* WRITTEN PROBLEM:
Repeat each line exactly as it is written.

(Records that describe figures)
───

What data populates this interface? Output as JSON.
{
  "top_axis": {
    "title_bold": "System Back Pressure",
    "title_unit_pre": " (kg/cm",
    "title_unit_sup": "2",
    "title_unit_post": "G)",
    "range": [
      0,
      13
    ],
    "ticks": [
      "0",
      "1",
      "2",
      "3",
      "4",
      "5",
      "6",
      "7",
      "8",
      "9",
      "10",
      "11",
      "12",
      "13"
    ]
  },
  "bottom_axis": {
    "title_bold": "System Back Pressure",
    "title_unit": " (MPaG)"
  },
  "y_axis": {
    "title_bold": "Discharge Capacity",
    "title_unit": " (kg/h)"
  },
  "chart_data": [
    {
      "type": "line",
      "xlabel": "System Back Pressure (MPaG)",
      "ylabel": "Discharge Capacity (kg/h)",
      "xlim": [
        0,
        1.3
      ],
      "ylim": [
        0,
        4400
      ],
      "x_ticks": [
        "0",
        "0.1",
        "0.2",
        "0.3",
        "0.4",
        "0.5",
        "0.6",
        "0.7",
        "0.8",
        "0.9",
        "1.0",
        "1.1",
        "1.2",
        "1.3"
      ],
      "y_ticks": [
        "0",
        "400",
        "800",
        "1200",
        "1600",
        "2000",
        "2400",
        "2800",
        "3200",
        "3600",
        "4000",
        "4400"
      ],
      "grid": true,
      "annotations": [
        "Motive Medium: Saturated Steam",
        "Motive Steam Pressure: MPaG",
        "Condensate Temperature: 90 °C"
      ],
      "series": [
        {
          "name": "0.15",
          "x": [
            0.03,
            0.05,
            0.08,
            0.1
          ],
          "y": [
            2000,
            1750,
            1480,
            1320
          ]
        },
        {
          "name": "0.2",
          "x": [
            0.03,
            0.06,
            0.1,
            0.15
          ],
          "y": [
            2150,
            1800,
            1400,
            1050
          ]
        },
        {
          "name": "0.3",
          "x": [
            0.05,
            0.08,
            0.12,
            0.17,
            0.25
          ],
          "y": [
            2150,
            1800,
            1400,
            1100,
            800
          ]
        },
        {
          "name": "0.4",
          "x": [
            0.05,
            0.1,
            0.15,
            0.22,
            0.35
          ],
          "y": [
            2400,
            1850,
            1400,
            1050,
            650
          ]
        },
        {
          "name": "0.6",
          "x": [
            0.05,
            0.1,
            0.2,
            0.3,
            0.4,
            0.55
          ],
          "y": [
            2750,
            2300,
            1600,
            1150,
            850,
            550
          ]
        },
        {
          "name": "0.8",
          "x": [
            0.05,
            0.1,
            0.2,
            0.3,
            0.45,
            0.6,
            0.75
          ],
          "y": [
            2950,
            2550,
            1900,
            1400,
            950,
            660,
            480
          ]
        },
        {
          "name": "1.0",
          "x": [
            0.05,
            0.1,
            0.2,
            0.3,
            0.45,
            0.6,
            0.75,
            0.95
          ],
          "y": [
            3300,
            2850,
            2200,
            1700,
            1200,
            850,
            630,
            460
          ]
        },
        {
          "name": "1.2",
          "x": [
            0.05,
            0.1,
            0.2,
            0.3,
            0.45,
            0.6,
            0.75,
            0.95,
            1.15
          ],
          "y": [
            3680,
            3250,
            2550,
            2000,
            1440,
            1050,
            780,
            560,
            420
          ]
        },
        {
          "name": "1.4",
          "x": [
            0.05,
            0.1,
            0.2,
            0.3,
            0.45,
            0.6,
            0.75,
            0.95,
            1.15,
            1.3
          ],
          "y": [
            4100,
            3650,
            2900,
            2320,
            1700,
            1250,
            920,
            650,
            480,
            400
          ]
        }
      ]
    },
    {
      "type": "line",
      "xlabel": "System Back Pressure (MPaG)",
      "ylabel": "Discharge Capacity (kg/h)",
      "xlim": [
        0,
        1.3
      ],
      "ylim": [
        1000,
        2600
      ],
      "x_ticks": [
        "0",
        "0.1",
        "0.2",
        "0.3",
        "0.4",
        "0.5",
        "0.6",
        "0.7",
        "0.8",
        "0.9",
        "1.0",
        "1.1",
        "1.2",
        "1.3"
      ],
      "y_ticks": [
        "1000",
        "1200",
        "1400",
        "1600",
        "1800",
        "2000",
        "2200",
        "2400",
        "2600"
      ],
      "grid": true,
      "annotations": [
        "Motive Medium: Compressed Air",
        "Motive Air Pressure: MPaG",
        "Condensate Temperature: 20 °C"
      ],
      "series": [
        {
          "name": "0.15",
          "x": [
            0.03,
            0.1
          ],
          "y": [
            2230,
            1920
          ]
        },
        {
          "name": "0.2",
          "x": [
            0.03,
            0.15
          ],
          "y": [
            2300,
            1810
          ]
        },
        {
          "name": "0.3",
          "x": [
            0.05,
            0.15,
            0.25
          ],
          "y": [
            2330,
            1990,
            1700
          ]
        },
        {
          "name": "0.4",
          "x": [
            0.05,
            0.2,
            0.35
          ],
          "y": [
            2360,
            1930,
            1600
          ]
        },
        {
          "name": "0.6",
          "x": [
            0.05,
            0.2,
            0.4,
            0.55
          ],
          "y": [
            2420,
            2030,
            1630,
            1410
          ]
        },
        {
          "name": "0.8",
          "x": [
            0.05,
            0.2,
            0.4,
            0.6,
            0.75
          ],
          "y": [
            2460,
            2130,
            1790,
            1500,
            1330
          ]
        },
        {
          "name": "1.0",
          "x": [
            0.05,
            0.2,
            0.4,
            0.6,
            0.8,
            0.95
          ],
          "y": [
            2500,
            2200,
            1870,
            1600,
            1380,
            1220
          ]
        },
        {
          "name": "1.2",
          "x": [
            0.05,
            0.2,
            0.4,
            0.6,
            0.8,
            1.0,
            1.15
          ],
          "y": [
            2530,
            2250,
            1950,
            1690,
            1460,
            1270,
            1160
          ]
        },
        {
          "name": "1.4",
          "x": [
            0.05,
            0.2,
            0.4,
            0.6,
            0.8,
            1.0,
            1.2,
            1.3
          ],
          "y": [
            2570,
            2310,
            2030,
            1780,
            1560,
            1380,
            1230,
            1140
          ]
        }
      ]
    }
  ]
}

───

* EXPECTED ANSWER:
What data populates this interface? Output as JSON.
{
  "top_axis": {
    "title_bold": "System Back Pressure",
    "title_unit_pre": " (kg/cm",
    "title_unit_sup": "2",
    "title_unit_post": "G)",
    "range": [
      0,
      13
    ],
    "ticks": [
      "0",
      "1",
      "2",
      "3",
      "4",
      "5",
      "6",
      "7",
      "8",
      "9",
      "10",
      "11",
      "12",
      "13"
    ]
  },
  "bottom_axis": {
    "title_bold": "System Back Pressure",
    "title_unit": " (MPaG)"
  },
  "y_axis": {
    "title_bold": "Discharge Capacity",
    "title_unit": " (kg/h)"
  },
  "chart_data": [
    {
      "type": "line",
      "xlabel": "System Back Pressure (MPaG)",
      "ylabel": "Discharge Capacity (kg/h)",
      "xlim": [
        0,
        1.3
      ],
      "ylim": [
        0,
        4400
      ],
      "x_ticks": [
        "0",
        "0.1",
        "0.2",
        "0.3",
        "0.4",
        "0.5",
        "0.6",
        "0.7",
        "0.8",
        "0.9",
        "1.0",
        "1.1",
        "1.2",
        "1.3"
      ],
      "y_ticks": [
        "0",
        "400",
        "800",
        "1200",
        "1600",
        "2000",
        "2400",
        "2800",
        "3200",
        "3600",
        "4000",
        "4400"
      ],
      "grid": true,
      "annotations": [
        "Motive Medium: Saturated Steam",
        "Motive Steam Pressure: MPaG",
        "Condensate Temperature: 90 °C"
      ],
      "series": [
        {
          "name": "0.15",
          "x": [
            0.03,
            0.05,
            0.08,
            0.1
          ],
          "y": [
            2000,
            1750,
            1480,
            1320
          ]
        },
        {
          "name": "0.2",
          "x": [
            0.03,
            0.06,
            0.1,
            0.15
          ],
          "y": [
            2150,
            1800,
            1400,
            1050
          ]
        },
        {
          "name": "0.3",
          "x": [
            0.05,
            0.08,
            0.12,
            0.17,
            0.25
          ],
          "y": [
            2150,
            1800,
            1400,
            1100,
            800
          ]
        },
        {
          "name": "0.4",
          "x": [
            0.05,
            0.1,
            0.15,
            0.22,
            0.35
          ],
          "y": [
            2400,
            1850,
            1400,
            1050,
            650
          ]
        },
        {
          "name": "0.6",
          "x": [
            0.05,
            0.1,
            0.2,
            0.3,
            0.4,
            0.55
          ],
          "y": [
            2750,
            2300,
            1600,
            1150,
            850,
            550
          ]
        },
        {
          "name": "0.8",
          "x": [
            0.05,
            0.1,
            0.2,
            0.3,
            0.45,
            0.6,
            0.75
          ],
          "y": [
            2950,
            2550,
            1900,
            1400,
            950,
            660,
            480
          ]
        },
        {
          "name": "1.0",
          "x": [
            0.05,
            0.1,
            0.2,
            0.3,
            0.45,
            0.6,
            0.75,
            0.95
          ],
          "y": [
            3300,
            2850,
            2200,
            1700,
            1200,
            850,
            630,
            460
          ]
        },
        {
          "name": "1.2",
          "x": [
            0.05,
            0.1,
            0.2,
            0.3,
            0.45,
            0.6,
            0.75,
            0.95,
            1.15
          ],
          "y": [
            3680,
            3250,
            2550,
            2000,
            1440,
            1050,
            780,
            560,
            420
          ]
        },
        {
          "name": "1.4",
          "x": [
            0.05,
            0.1,
            0.2,
            0.3,
            0.45,
            0.6,
            0.75,
            0.95,
            1.15,
            1.3
          ],
          "y": [
            4100,
            3650,
            2900,
            2320,
            1700,
            1250,
            920,
            650,
            480,
            400
          ]
        }
      ]
    },
    {
      "type": "line",
      "xlabel": "System Back Pressure (MPaG)",
      "ylabel": "Discharge Capacity (kg/h)",
      "xlim": [
        0,
        1.3
      ],
      "ylim": [
        1000,
        2600
      ],
      "x_ticks": [
        "0",
        "0.1",
        "0.2",
        "0.3",
        "0.4",
        "0.5",
        "0.6",
        "0.7",
        "0.8",
        "0.9",
        "1.0",
        "1.1",
        "1.2",
        "1.3"
      ],
      "y_ticks": [
        "1000",
        "1200",
        "1400",
        "1600",
        "1800",
        "2000",
        "2200",
        "2400",
        "2600"
      ],
      "grid": true,
      "annotations": [
        "Motive Medium: Compressed Air",
        "Motive Air Pressure: MPaG",
        "Condensate Temperature: 20 °C"
      ],
      "series": [
        {
          "name": "0.15",
          "x": [
            0.03,
            0.1
          ],
          "y": [
            2230,
            1920
          ]
        },
        {
          "name": "0.2",
          "x": [
            0.03,
            0.15
          ],
          "y": [
            2300,
            1810
          ]
        },
        {
          "name": "0.3",
          "x": [
            0.05,
            0.15,
            0.25
          ],
          "y": [
            2330,
            1990,
            1700
          ]
        },
        {
          "name": "0.4",
          "x": [
            0.05,
            0.2,
            0.35
          ],
          "y": [
            2360,
            1930,
            1600
          ]
        },
        {
          "name": "0.6",
          "x": [
            0.05,
            0.2,
            0.4,
            0.55
          ],
          "y": [
            2420,
            2030,
            1630,
            1410
          ]
        },
        {
          "name": "0.8",
          "x": [
            0.05,
            0.2,
            0.4,
            0.6,
            0.75
          ],
          "y": [
            2460,
            2130,
            1790,
            1500,
            1330
          ]
        },
        {
          "name": "1.0",
          "x": [
            0.05,
            0.2,
            0.4,
            0.6,
            0.8,
            0.95
          ],
          "y": [
            2500,
            2200,
            1870,
            1600,
            1380,
            1220
          ]
        },
        {
          "name": "1.2",
          "x": [
            0.05,
            0.2,
            0.4,
            0.6,
            0.8,
            1.0,
            1.15
          ],
          "y": [
            2530,
            2250,
            1950,
            1690,
            1460,
            1270,
            1160
          ]
        },
        {
          "name": "1.4",
          "x": [
            0.05,
            0.2,
            0.4,
            0.6,
            0.8,
            1.0,
            1.2,
            1.3
          ],
          "y": [
            2570,
            2310,
            2030,
            1780,
            1560,
            1380,
            1230,
            1140
          ]
        }
      ]
    }
  ]
}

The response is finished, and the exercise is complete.